▸ **Problem description**
Exactly as written, retype the listing below, omitting the pictures.

▸ **Records for the exercise**

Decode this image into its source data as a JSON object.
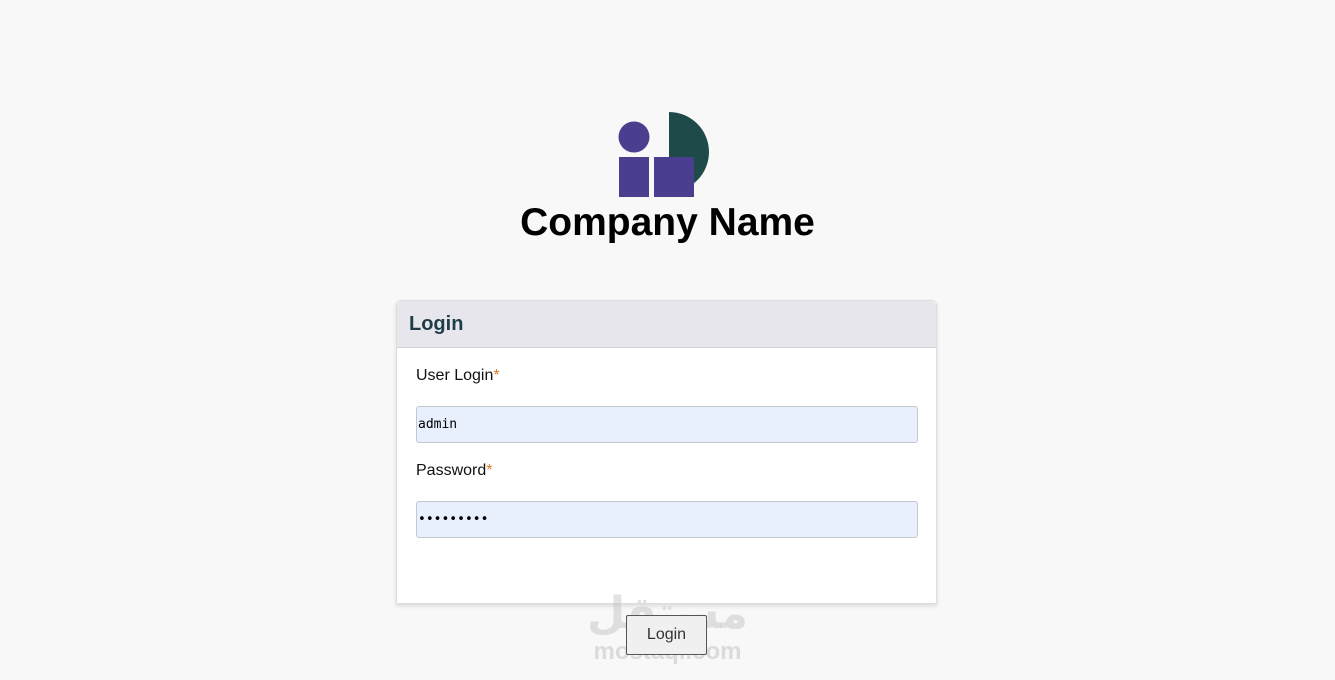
{
  "brand": {
    "company_name": "Company Name",
    "logo_colors": {
      "purple": "#4a3f8f",
      "teal": "#1f4a4a"
    }
  },
  "login_card": {
    "title": "Login",
    "user_login": {
      "label": "User Login",
      "required_mark": "*",
      "value": "admin"
    },
    "password": {
      "label": "Password",
      "required_mark": "*",
      "value": "•••••••••"
    }
  },
  "login_button": {
    "label": "Login"
  },
  "watermark": {
    "arabic": "مستقل",
    "latin": "mostaql.com"
  },
  "colors": {
    "header_bg": "#e7e6ec",
    "title_text": "#1f3d47",
    "input_bg": "#e8f0fe",
    "required": "#d97a2b"
  }
}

▸ **Solution**
Decode this image into its source data as a JSON object.
{
  "brand": {
    "company_name": "Company Name",
    "logo_colors": {
      "purple": "#4a3f8f",
      "teal": "#1f4a4a"
    }
  },
  "login_card": {
    "title": "Login",
    "user_login": {
      "label": "User Login",
      "required_mark": "*",
      "value": "admin"
    },
    "password": {
      "label": "Password",
      "required_mark": "*",
      "value": "•••••••••"
    }
  },
  "login_button": {
    "label": "Login"
  },
  "watermark": {
    "arabic": "مستقل",
    "latin": "mostaql.com"
  },
  "colors": {
    "header_bg": "#e7e6ec",
    "title_text": "#1f3d47",
    "input_bg": "#e8f0fe",
    "required": "#d97a2b"
  }
}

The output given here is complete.